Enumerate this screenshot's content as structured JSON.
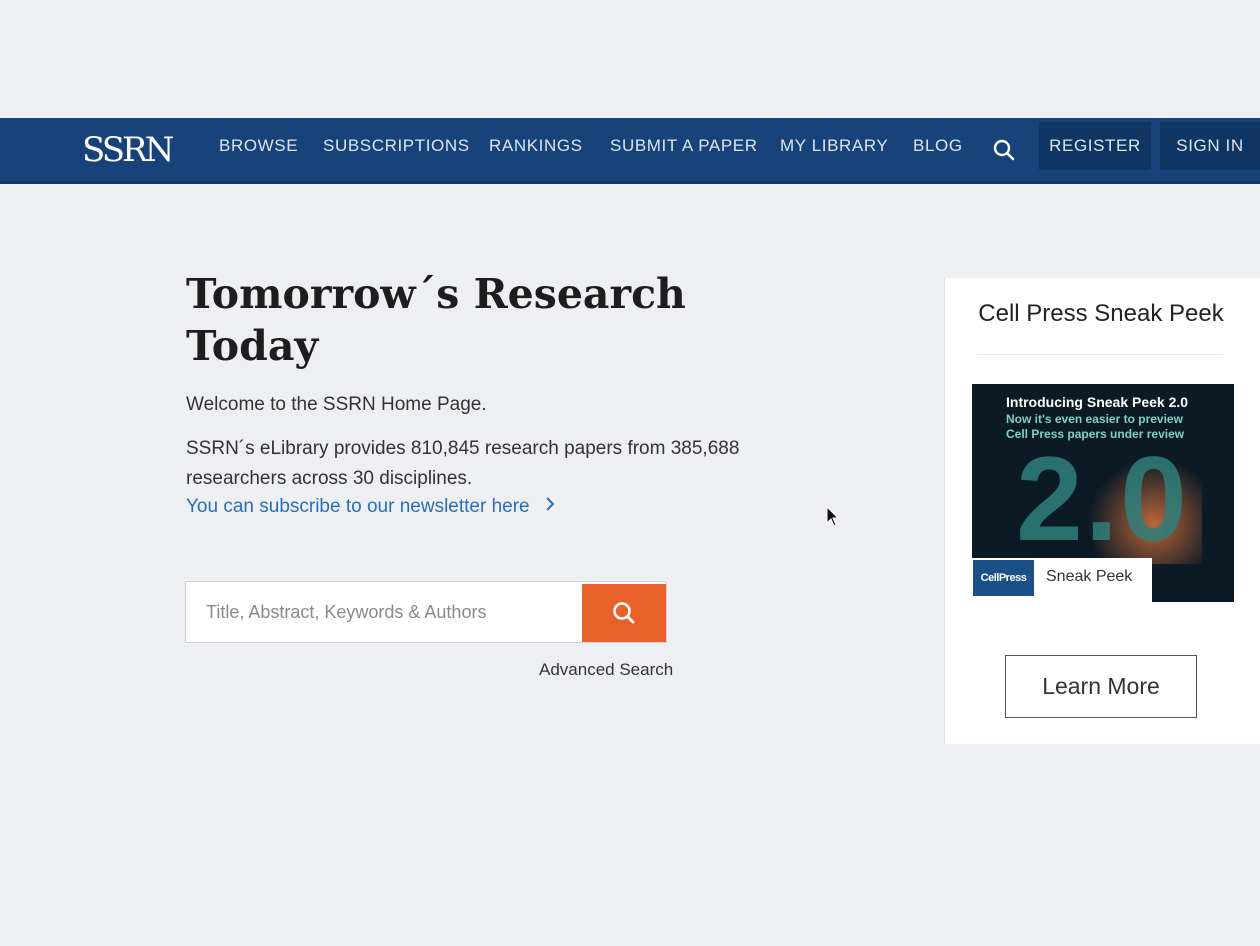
{
  "nav": {
    "logo": "SSRN",
    "links": [
      "BROWSE",
      "SUBSCRIPTIONS",
      "RANKINGS",
      "SUBMIT A PAPER",
      "MY LIBRARY",
      "BLOG"
    ],
    "search_icon": "search-icon",
    "register": "REGISTER",
    "signin": "SIGN IN"
  },
  "hero": {
    "title": "Tomorrow´s Research Today",
    "welcome": "Welcome to the SSRN Home Page.",
    "stats": "SSRN´s eLibrary provides 810,845 research papers from 385,688 researchers across 30 disciplines.",
    "newsletter": "You can subscribe to our newsletter here",
    "newsletter_icon": "chevron-right-icon"
  },
  "search": {
    "placeholder": "Title, Abstract, Keywords & Authors",
    "button_icon": "search-icon",
    "advanced": "Advanced Search"
  },
  "sidebar": {
    "title": "Cell Press Sneak Peek",
    "promo": {
      "line1": "Introducing Sneak Peek 2.0",
      "line2": "Now it's even easier to preview",
      "line3": "Cell Press papers under review",
      "big": "2.0",
      "badge": "CellPress",
      "label": "Sneak Peek"
    },
    "button": "Learn More"
  },
  "colors": {
    "nav_bg": "#17427a",
    "accent_orange": "#e8602a",
    "link_blue": "#2a6ebb",
    "page_bg": "#eeeff2"
  }
}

§ **DIRECTIONS**
Without the pictures, return the entries exactly as they appear.

§ **SOLUTION FOR THIS EXERCISE**
Enumerate this screenshot's content as structured JSON.
{
  "nav": {
    "logo": "SSRN",
    "links": [
      "BROWSE",
      "SUBSCRIPTIONS",
      "RANKINGS",
      "SUBMIT A PAPER",
      "MY LIBRARY",
      "BLOG"
    ],
    "search_icon": "search-icon",
    "register": "REGISTER",
    "signin": "SIGN IN"
  },
  "hero": {
    "title": "Tomorrow´s Research Today",
    "welcome": "Welcome to the SSRN Home Page.",
    "stats": "SSRN´s eLibrary provides 810,845 research papers from 385,688 researchers across 30 disciplines.",
    "newsletter": "You can subscribe to our newsletter here",
    "newsletter_icon": "chevron-right-icon"
  },
  "search": {
    "placeholder": "Title, Abstract, Keywords & Authors",
    "button_icon": "search-icon",
    "advanced": "Advanced Search"
  },
  "sidebar": {
    "title": "Cell Press Sneak Peek",
    "promo": {
      "line1": "Introducing Sneak Peek 2.0",
      "line2": "Now it's even easier to preview",
      "line3": "Cell Press papers under review",
      "big": "2.0",
      "badge": "CellPress",
      "label": "Sneak Peek"
    },
    "button": "Learn More"
  },
  "colors": {
    "nav_bg": "#17427a",
    "accent_orange": "#e8602a",
    "link_blue": "#2a6ebb",
    "page_bg": "#eeeff2"
  }
}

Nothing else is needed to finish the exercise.